■ To be done
All records must be quoted exactly. Omit the pictures.

++++ Data extract

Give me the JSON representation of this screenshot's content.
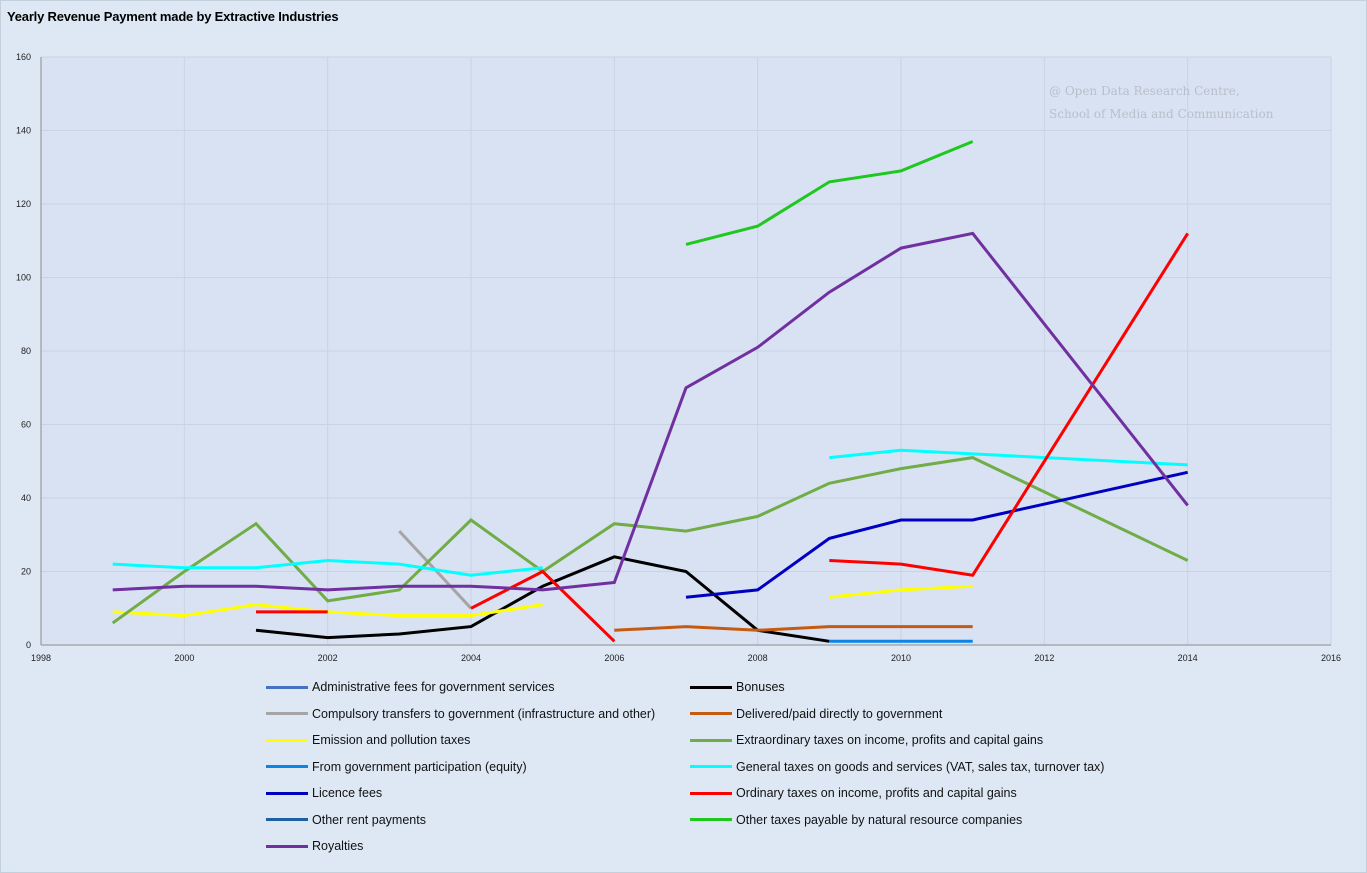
{
  "chart_data": {
    "type": "line",
    "title": "Yearly Revenue Payment made by Extractive Industries",
    "watermark": [
      "@ Open Data Research Centre,",
      "School of Media and Communication"
    ],
    "xlim": [
      1998,
      2016
    ],
    "ylim": [
      0,
      160
    ],
    "x_ticks": [
      1998,
      2000,
      2002,
      2004,
      2006,
      2008,
      2010,
      2012,
      2014,
      2016
    ],
    "y_ticks": [
      0,
      20,
      40,
      60,
      80,
      100,
      120,
      140,
      160
    ],
    "grid": true,
    "legend_position": "bottom",
    "series": [
      {
        "name": "Administrative fees for government services",
        "color": "#4472c4",
        "points": []
      },
      {
        "name": "Bonuses",
        "color": "#000000",
        "points": [
          [
            2001,
            4
          ],
          [
            2002,
            2
          ],
          [
            2003,
            3
          ],
          [
            2004,
            5
          ],
          [
            2005,
            16
          ],
          [
            2006,
            24
          ],
          [
            2007,
            20
          ],
          [
            2008,
            4
          ],
          [
            2009,
            1
          ]
        ]
      },
      {
        "name": "Compulsory transfers to government (infrastructure and other)",
        "color": "#a5a5a5",
        "points": [
          [
            2003,
            31
          ],
          [
            2004,
            10
          ]
        ]
      },
      {
        "name": "Delivered/paid directly to government",
        "color": "#c55a11",
        "points": [
          [
            2006,
            4
          ],
          [
            2007,
            5
          ],
          [
            2008,
            4
          ],
          [
            2009,
            5
          ],
          [
            2010,
            5
          ],
          [
            2011,
            5
          ]
        ]
      },
      {
        "name": "Emission and pollution taxes",
        "color": "#ffff00",
        "points": [
          [
            1999,
            9
          ],
          [
            2000,
            8
          ],
          [
            2001,
            11
          ],
          [
            2002,
            9
          ],
          [
            2003,
            8
          ],
          [
            2004,
            8
          ],
          [
            2005,
            11
          ],
          null,
          [
            2009,
            13
          ],
          [
            2010,
            15
          ],
          [
            2011,
            16
          ]
        ]
      },
      {
        "name": "Extraordinary taxes on income, profits and capital gains",
        "color": "#70ad47",
        "points": [
          [
            1999,
            6
          ],
          [
            2000,
            20
          ],
          [
            2001,
            33
          ],
          [
            2002,
            12
          ],
          [
            2003,
            15
          ],
          [
            2004,
            34
          ],
          [
            2005,
            20
          ],
          [
            2006,
            33
          ],
          [
            2007,
            31
          ],
          [
            2008,
            35
          ],
          [
            2009,
            44
          ],
          [
            2010,
            48
          ],
          [
            2011,
            51
          ],
          [
            2014,
            23
          ]
        ]
      },
      {
        "name": "From government participation (equity)",
        "color": "#0b84e8",
        "points": [
          [
            2009,
            1
          ],
          [
            2010,
            1
          ],
          [
            2011,
            1
          ]
        ]
      },
      {
        "name": "General taxes on goods and services (VAT, sales tax, turnover tax)",
        "color": "#00ffff",
        "points": [
          [
            1999,
            22
          ],
          [
            2000,
            21
          ],
          [
            2001,
            21
          ],
          [
            2002,
            23
          ],
          [
            2003,
            22
          ],
          [
            2004,
            19
          ],
          [
            2005,
            21
          ],
          null,
          [
            2009,
            51
          ],
          [
            2010,
            53
          ],
          [
            2011,
            52
          ],
          [
            2014,
            49
          ]
        ]
      },
      {
        "name": "Licence fees",
        "color": "#0000c0",
        "points": [
          [
            2007,
            13
          ],
          [
            2008,
            15
          ],
          [
            2009,
            29
          ],
          [
            2010,
            34
          ],
          [
            2011,
            34
          ],
          [
            2014,
            47
          ]
        ]
      },
      {
        "name": "Ordinary taxes on income, profits and capital gains",
        "color": "#ff0000",
        "points": [
          [
            2001,
            9
          ],
          [
            2002,
            9
          ],
          null,
          [
            2004,
            10
          ],
          [
            2005,
            20
          ],
          [
            2006,
            1
          ],
          null,
          [
            2009,
            23
          ],
          [
            2010,
            22
          ],
          [
            2011,
            19
          ],
          [
            2014,
            112
          ]
        ]
      },
      {
        "name": "Other rent payments",
        "color": "#1f5fa0",
        "points": []
      },
      {
        "name": "Other taxes payable by natural resource companies",
        "color": "#1ec81e",
        "points": [
          [
            2007,
            109
          ],
          [
            2008,
            114
          ],
          [
            2009,
            126
          ],
          [
            2010,
            129
          ],
          [
            2011,
            137
          ]
        ]
      },
      {
        "name": "Royalties",
        "color": "#7030a0",
        "points": [
          [
            1999,
            15
          ],
          [
            2000,
            16
          ],
          [
            2001,
            16
          ],
          [
            2002,
            15
          ],
          [
            2003,
            16
          ],
          [
            2004,
            16
          ],
          [
            2005,
            15
          ],
          [
            2006,
            17
          ],
          [
            2007,
            70
          ],
          [
            2008,
            81
          ],
          [
            2009,
            96
          ],
          [
            2010,
            108
          ],
          [
            2011,
            112
          ],
          [
            2014,
            38
          ]
        ]
      }
    ]
  }
}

++++++++

■ Answer to the exercise
Give me the JSON representation of this screenshot's content.
{
  "chart_data": {
    "type": "line",
    "title": "Yearly Revenue Payment made by Extractive Industries",
    "watermark": [
      "@ Open Data Research Centre,",
      "School of Media and Communication"
    ],
    "xlim": [
      1998,
      2016
    ],
    "ylim": [
      0,
      160
    ],
    "x_ticks": [
      1998,
      2000,
      2002,
      2004,
      2006,
      2008,
      2010,
      2012,
      2014,
      2016
    ],
    "y_ticks": [
      0,
      20,
      40,
      60,
      80,
      100,
      120,
      140,
      160
    ],
    "grid": true,
    "legend_position": "bottom",
    "series": [
      {
        "name": "Administrative fees for government services",
        "color": "#4472c4",
        "points": []
      },
      {
        "name": "Bonuses",
        "color": "#000000",
        "points": [
          [
            2001,
            4
          ],
          [
            2002,
            2
          ],
          [
            2003,
            3
          ],
          [
            2004,
            5
          ],
          [
            2005,
            16
          ],
          [
            2006,
            24
          ],
          [
            2007,
            20
          ],
          [
            2008,
            4
          ],
          [
            2009,
            1
          ]
        ]
      },
      {
        "name": "Compulsory transfers to government (infrastructure and other)",
        "color": "#a5a5a5",
        "points": [
          [
            2003,
            31
          ],
          [
            2004,
            10
          ]
        ]
      },
      {
        "name": "Delivered/paid directly to government",
        "color": "#c55a11",
        "points": [
          [
            2006,
            4
          ],
          [
            2007,
            5
          ],
          [
            2008,
            4
          ],
          [
            2009,
            5
          ],
          [
            2010,
            5
          ],
          [
            2011,
            5
          ]
        ]
      },
      {
        "name": "Emission and pollution taxes",
        "color": "#ffff00",
        "points": [
          [
            1999,
            9
          ],
          [
            2000,
            8
          ],
          [
            2001,
            11
          ],
          [
            2002,
            9
          ],
          [
            2003,
            8
          ],
          [
            2004,
            8
          ],
          [
            2005,
            11
          ],
          null,
          [
            2009,
            13
          ],
          [
            2010,
            15
          ],
          [
            2011,
            16
          ]
        ]
      },
      {
        "name": "Extraordinary taxes on income, profits and capital gains",
        "color": "#70ad47",
        "points": [
          [
            1999,
            6
          ],
          [
            2000,
            20
          ],
          [
            2001,
            33
          ],
          [
            2002,
            12
          ],
          [
            2003,
            15
          ],
          [
            2004,
            34
          ],
          [
            2005,
            20
          ],
          [
            2006,
            33
          ],
          [
            2007,
            31
          ],
          [
            2008,
            35
          ],
          [
            2009,
            44
          ],
          [
            2010,
            48
          ],
          [
            2011,
            51
          ],
          [
            2014,
            23
          ]
        ]
      },
      {
        "name": "From government participation (equity)",
        "color": "#0b84e8",
        "points": [
          [
            2009,
            1
          ],
          [
            2010,
            1
          ],
          [
            2011,
            1
          ]
        ]
      },
      {
        "name": "General taxes on goods and services (VAT, sales tax, turnover tax)",
        "color": "#00ffff",
        "points": [
          [
            1999,
            22
          ],
          [
            2000,
            21
          ],
          [
            2001,
            21
          ],
          [
            2002,
            23
          ],
          [
            2003,
            22
          ],
          [
            2004,
            19
          ],
          [
            2005,
            21
          ],
          null,
          [
            2009,
            51
          ],
          [
            2010,
            53
          ],
          [
            2011,
            52
          ],
          [
            2014,
            49
          ]
        ]
      },
      {
        "name": "Licence fees",
        "color": "#0000c0",
        "points": [
          [
            2007,
            13
          ],
          [
            2008,
            15
          ],
          [
            2009,
            29
          ],
          [
            2010,
            34
          ],
          [
            2011,
            34
          ],
          [
            2014,
            47
          ]
        ]
      },
      {
        "name": "Ordinary taxes on income, profits and capital gains",
        "color": "#ff0000",
        "points": [
          [
            2001,
            9
          ],
          [
            2002,
            9
          ],
          null,
          [
            2004,
            10
          ],
          [
            2005,
            20
          ],
          [
            2006,
            1
          ],
          null,
          [
            2009,
            23
          ],
          [
            2010,
            22
          ],
          [
            2011,
            19
          ],
          [
            2014,
            112
          ]
        ]
      },
      {
        "name": "Other rent payments",
        "color": "#1f5fa0",
        "points": []
      },
      {
        "name": "Other taxes payable by natural resource companies",
        "color": "#1ec81e",
        "points": [
          [
            2007,
            109
          ],
          [
            2008,
            114
          ],
          [
            2009,
            126
          ],
          [
            2010,
            129
          ],
          [
            2011,
            137
          ]
        ]
      },
      {
        "name": "Royalties",
        "color": "#7030a0",
        "points": [
          [
            1999,
            15
          ],
          [
            2000,
            16
          ],
          [
            2001,
            16
          ],
          [
            2002,
            15
          ],
          [
            2003,
            16
          ],
          [
            2004,
            16
          ],
          [
            2005,
            15
          ],
          [
            2006,
            17
          ],
          [
            2007,
            70
          ],
          [
            2008,
            81
          ],
          [
            2009,
            96
          ],
          [
            2010,
            108
          ],
          [
            2011,
            112
          ],
          [
            2014,
            38
          ]
        ]
      }
    ]
  }
}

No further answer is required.